[Data entries]
——————
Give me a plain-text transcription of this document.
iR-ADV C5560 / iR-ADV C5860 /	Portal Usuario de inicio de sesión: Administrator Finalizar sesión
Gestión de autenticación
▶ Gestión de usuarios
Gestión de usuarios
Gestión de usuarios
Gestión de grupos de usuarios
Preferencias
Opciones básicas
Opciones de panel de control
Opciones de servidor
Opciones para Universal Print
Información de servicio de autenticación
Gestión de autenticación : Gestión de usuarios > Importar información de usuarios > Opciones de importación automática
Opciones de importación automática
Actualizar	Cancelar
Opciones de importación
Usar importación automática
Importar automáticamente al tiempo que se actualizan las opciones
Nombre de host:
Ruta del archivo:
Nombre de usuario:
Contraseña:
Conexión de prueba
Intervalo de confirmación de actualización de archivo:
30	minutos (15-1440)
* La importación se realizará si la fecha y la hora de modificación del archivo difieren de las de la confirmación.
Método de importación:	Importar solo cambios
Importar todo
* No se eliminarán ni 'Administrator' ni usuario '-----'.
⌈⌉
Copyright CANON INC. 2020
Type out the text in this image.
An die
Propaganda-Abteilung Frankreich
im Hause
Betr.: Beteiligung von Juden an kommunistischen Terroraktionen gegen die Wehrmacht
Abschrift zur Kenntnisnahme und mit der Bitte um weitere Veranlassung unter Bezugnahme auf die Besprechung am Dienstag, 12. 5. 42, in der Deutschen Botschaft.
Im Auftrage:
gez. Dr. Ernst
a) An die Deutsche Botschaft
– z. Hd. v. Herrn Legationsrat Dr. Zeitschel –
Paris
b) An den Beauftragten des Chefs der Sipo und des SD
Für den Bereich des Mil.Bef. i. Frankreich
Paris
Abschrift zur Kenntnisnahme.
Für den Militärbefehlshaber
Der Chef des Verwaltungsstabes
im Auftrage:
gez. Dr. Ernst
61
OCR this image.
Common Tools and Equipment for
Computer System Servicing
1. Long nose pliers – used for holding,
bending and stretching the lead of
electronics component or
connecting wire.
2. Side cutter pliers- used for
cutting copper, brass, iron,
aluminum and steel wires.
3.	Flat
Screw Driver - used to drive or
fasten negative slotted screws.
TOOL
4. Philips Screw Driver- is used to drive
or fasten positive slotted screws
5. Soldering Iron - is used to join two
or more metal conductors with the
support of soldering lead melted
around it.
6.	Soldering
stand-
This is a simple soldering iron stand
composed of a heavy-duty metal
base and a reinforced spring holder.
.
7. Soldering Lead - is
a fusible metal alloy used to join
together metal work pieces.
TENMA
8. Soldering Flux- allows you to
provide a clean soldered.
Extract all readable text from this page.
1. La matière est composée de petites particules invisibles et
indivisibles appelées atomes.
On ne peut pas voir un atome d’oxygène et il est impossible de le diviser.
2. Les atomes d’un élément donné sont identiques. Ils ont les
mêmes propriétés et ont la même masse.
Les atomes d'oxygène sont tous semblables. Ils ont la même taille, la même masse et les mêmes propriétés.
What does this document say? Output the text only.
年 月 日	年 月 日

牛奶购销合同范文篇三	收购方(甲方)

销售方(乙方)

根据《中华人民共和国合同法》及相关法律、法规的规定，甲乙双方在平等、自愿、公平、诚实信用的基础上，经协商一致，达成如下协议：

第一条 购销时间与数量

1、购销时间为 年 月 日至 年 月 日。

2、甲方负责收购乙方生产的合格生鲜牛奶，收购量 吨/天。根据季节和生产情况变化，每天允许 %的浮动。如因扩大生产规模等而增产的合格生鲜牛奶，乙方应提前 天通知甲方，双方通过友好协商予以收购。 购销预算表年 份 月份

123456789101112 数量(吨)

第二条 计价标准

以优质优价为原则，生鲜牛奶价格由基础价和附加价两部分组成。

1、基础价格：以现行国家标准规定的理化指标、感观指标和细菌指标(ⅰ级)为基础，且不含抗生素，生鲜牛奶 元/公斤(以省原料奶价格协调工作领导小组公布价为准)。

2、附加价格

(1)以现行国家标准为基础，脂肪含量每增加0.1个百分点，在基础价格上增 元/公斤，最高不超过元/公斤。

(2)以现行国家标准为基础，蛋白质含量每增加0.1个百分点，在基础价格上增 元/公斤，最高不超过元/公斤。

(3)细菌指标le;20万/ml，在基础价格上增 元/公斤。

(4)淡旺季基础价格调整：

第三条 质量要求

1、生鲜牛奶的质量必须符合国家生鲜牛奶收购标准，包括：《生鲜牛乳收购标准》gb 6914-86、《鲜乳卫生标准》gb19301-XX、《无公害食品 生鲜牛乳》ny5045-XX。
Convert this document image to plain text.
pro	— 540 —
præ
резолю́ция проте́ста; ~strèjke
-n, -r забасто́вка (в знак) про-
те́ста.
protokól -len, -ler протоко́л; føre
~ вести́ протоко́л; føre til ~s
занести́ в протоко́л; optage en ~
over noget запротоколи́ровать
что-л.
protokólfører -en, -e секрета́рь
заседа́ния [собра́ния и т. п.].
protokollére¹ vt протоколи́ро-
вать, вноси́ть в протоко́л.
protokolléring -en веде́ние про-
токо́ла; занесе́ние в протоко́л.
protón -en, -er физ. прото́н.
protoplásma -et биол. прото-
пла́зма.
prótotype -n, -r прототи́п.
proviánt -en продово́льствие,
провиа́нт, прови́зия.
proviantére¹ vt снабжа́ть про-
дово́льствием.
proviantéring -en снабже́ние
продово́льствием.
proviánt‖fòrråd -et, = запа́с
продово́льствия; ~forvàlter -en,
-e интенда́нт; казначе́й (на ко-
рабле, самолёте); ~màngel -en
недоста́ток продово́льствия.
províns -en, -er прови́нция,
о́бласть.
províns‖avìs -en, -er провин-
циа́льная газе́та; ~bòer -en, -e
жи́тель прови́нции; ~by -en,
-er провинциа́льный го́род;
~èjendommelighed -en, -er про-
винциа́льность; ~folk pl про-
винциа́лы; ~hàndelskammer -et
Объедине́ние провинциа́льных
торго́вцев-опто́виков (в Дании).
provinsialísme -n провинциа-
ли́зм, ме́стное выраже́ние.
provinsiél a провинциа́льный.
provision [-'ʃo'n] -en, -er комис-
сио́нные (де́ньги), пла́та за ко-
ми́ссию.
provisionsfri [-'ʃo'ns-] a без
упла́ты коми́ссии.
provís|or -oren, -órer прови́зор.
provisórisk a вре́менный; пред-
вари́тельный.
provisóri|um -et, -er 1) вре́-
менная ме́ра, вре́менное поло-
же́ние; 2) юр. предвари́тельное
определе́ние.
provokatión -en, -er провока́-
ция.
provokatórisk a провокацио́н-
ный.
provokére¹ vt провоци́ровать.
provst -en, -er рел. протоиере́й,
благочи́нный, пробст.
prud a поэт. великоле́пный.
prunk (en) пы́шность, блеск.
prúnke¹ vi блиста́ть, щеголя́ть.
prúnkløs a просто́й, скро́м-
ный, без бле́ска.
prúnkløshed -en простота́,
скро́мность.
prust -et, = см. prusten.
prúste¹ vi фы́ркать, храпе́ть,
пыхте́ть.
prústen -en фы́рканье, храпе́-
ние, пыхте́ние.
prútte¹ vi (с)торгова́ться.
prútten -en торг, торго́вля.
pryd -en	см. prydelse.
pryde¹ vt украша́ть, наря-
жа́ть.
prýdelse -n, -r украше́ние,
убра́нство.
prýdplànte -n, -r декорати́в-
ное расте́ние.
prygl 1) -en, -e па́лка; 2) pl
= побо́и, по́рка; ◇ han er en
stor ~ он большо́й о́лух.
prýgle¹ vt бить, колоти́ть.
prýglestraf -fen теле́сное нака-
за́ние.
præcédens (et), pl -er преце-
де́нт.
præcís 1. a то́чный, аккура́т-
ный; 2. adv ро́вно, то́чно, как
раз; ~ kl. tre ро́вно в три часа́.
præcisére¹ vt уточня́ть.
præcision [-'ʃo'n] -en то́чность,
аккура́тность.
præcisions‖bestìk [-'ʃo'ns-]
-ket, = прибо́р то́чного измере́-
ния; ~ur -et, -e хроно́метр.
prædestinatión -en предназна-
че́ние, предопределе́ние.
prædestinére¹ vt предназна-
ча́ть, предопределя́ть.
——————
**Exercise requirements:** Search the lines above for the string "proviánt" and copy each line that has it.

**Task output:**
proviánt -en продово́льствие,
proviánt‖fòrråd -et, = запа́с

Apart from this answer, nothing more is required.